A “calzón quitao’”, por casi dos siglos, una gran porción de los hogares colombianos han entregado a los suyos a las filas. Por lo tanto, surge la pregunta: “¿Por qué los tratamos como marginados?”. A continuación, unas explicaciones cualitativas producto de la observación.
Primero, al sector civil le cuesta identificarse con los soldados porque, no obstante la posible familiaridad, en un conflicto tan confuso como el colombiano, esa cercanía se experimenta en términos abstractos. Es decir, para un ciudadano del común, esos hombres y mujeres que dejan la sangre en el camino y las manchas saladas de sudor en la corteza de los árboles son una figura extraña, sus necesidades son lejanas y, cuando les sucede algo negativo, su situación se enmarca dentro de una estadística sin alma o una nota periodística pasajera.
Segundo, los gobiernos utilizan y desechan a la tropa como fusibles, dependiendo de las distintas crisis que se presenten. Esperan que las fuerzas militares y la policía nacional operen como si tuvieran capacidades infinitas. Y, los presidentes de turno, prefieren preocuparse por múltiples sectores en lugar de recuperar la vitalidad de la fuerza pública o su moral.
Tercero, y relacionado, las acostumbradas negociaciones con los grupos armados organizados -terroristas- han tallado en el imaginario colectivo una forma de condescendencia hacia quienes actúan al margen de la ley. En cambio, al soldado y al policía, como representantes del brazo armado del Estado (aunque actores individuales y fundamentales del conflicto), se les abandona en una esquina. Así, mientras los grandes criminales han obtenido beneficios de tipo político, jurídico y hasta económico, los miembros de las instituciones castrenses han quedado sometidos a circunstancias desfavorables, tras la firma de los acuerdos.

| MATERIAL PROPORCIONADO |
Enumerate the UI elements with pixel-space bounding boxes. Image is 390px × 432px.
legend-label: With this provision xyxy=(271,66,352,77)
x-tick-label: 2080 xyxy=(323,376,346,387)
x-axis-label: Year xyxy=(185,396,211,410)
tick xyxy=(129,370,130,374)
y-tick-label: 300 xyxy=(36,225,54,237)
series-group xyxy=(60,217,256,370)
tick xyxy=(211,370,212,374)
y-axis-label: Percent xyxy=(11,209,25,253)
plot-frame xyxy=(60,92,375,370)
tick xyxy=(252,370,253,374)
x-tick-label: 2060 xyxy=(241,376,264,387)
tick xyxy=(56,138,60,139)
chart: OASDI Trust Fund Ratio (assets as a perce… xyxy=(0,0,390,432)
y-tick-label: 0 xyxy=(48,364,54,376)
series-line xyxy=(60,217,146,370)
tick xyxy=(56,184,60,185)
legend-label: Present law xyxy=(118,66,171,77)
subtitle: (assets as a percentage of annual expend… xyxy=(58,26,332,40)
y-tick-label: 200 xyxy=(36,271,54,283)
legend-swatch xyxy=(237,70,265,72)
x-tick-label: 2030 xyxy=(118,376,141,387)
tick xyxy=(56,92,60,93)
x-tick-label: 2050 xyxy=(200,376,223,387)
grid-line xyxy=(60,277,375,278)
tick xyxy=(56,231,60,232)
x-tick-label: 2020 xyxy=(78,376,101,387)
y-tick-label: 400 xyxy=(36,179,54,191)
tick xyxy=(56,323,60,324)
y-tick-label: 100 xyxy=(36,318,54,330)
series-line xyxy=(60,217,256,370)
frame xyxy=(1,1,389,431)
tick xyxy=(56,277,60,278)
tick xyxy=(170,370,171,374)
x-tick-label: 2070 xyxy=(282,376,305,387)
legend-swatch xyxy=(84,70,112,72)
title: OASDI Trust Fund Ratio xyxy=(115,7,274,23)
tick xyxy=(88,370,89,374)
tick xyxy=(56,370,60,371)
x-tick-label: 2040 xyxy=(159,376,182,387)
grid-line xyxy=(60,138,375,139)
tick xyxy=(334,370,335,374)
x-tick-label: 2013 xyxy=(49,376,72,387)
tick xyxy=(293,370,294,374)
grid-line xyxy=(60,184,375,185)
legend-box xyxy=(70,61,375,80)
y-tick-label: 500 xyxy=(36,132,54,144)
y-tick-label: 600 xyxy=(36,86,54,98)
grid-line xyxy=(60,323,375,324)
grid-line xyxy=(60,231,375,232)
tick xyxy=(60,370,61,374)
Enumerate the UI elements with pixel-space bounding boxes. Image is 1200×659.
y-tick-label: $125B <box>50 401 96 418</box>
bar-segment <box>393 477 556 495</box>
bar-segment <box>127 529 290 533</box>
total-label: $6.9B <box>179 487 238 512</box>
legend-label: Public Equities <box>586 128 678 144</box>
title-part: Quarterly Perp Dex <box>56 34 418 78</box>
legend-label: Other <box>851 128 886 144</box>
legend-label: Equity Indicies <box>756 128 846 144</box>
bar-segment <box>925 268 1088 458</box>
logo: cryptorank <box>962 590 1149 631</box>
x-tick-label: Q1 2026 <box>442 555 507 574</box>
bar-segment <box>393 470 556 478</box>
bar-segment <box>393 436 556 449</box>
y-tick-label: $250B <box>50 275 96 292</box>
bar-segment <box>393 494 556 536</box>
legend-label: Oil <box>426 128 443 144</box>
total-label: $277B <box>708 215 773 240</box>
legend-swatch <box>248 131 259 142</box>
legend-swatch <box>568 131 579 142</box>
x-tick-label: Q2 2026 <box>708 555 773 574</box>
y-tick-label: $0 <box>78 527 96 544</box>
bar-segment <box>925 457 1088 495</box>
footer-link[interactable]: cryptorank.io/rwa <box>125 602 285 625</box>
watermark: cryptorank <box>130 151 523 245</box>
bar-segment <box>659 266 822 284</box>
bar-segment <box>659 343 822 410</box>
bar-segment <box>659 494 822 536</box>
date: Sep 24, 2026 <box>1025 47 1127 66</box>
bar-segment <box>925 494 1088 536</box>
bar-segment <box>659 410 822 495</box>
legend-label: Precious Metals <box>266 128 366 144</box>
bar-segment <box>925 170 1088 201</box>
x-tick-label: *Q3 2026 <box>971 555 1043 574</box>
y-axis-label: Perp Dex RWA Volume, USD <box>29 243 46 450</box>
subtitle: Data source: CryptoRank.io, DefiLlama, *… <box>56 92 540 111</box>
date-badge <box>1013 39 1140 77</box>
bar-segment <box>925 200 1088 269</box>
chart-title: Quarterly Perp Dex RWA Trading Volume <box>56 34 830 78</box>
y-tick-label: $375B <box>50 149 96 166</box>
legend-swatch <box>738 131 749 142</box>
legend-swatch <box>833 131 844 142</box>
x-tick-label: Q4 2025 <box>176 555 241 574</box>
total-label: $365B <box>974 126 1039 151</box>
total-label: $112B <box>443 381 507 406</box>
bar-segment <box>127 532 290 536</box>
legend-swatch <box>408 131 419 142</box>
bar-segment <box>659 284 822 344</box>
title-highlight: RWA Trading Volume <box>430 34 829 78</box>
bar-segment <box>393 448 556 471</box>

| CON LA INFORMACIÓN |
(1) Reproduce textualmente el fragmento del texto sobre los soldados colombianos desde "Segundo, los gobiernos" hasta "o su moral.", ambos incluidos.
(2) Según el texto sobre los soldados colombianos, ¿por qué le cuesta al sector civil identificarse con los soldados? Explícalo en una a tres oraciones.

| RESULTADOS ESPERADOS |
(1)
Segundo, los gobiernos utilizan y desechan a la tropa como fusibles, dependiendo de las distintas crisis que se presenten. Esperan que las fuerzas militares y la policía nacional operen como si tuvieran capacidades infinitas. Y, los presidentes de turno, prefieren preocuparse por múltiples sectores en lugar de recuperar la vitalidad de la fuerza pública o su moral.

(2) Porque, en un conflicto tan confuso como el colombiano, la cercanía con ellos se vive en términos abstractos, aunque pueda haber familiaridad. Para un ciudadano del común, los soldados son una figura extraña con necesidades lejanas. Cuando les ocurre algo negativo, su situación queda reducida a una estadística sin alma o a una nota periodística pasajera.